**Exercise brief**
Extract every record, exactly as written, and ignore the pictures.
[Begin Raw records]
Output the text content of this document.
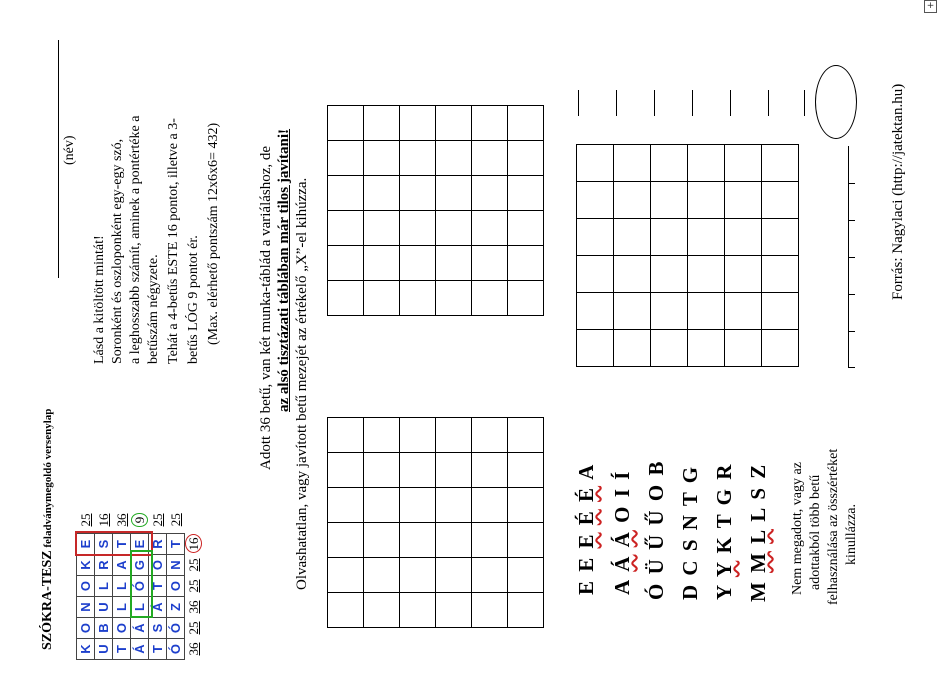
+
SZÓKRA-TESZ feladványmegoldó versenylap
(név)
Lásd a kitöltött mintát! Soronként és oszloponként egy-egy szó, a leghosszabb számít, aminek a pontértéke a betűszám négyzete. Tehát a 4-betűs ESTE 16 pontot, illetve a 3- betűs LÓG 9 pontot ér. (Max. elérhető pontszám 12x6x6= 432)
K	O	N	O	K	E	25
U	B	U	L	R	S	16
T	O	L	L	A	T	36
Á	Á	L	Ó	G	E	9
T	S	Á	T	O	R	25
Ó	Ó	Z	O	N	T	25
36	25	36	25	25	16	
Adott 36 betű, van két munka-táblád a variáláshoz, de az alsó tisztázati táblában már tilos javítani!
Olvashatatlan, vagy javított betű mezejét az értékelő „X”-el kihúzza.

E E E É É A
A Á Á O I Í
Ó Ü Ű Ű O B
D C S N T G
Y Y K T G R
M M L L S Z Nem megadott, vagy az adottakból több betű felhasználása az összértéket kinullázza.

Forrás: Nagylaci (http://jatektan.hu)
[End Raw records]
**The solution**
Output the text content of this document.
+
SZÓKRA-TESZ feladványmegoldó versenylap
(név)
Lásd a kitöltött mintát! Soronként és oszloponként egy-egy szó, a leghosszabb számít, aminek a pontértéke a betűszám négyzete. Tehát a 4-betűs ESTE 16 pontot, illetve a 3- betűs LÓG 9 pontot ér. (Max. elérhető pontszám 12x6x6= 432)
K	O	N	O	K	E	25
U	B	U	L	R	S	16
T	O	L	L	A	T	36
Á	Á	L	Ó	G	E	9
T	S	Á	T	O	R	25
Ó	Ó	Z	O	N	T	25
36	25	36	25	25	16	
Adott 36 betű, van két munka-táblád a variáláshoz, de az alsó tisztázati táblában már tilos javítani!
Olvashatatlan, vagy javított betű mezejét az értékelő „X”-el kihúzza.

E E E É É A
A Á Á O I Í
Ó Ü Ű Ű O B
D C S N T G
Y Y K T G R
M M L L S Z Nem megadott, vagy az adottakból több betű felhasználása az összértéket kinullázza.

Forrás: Nagylaci (http://jatektan.hu)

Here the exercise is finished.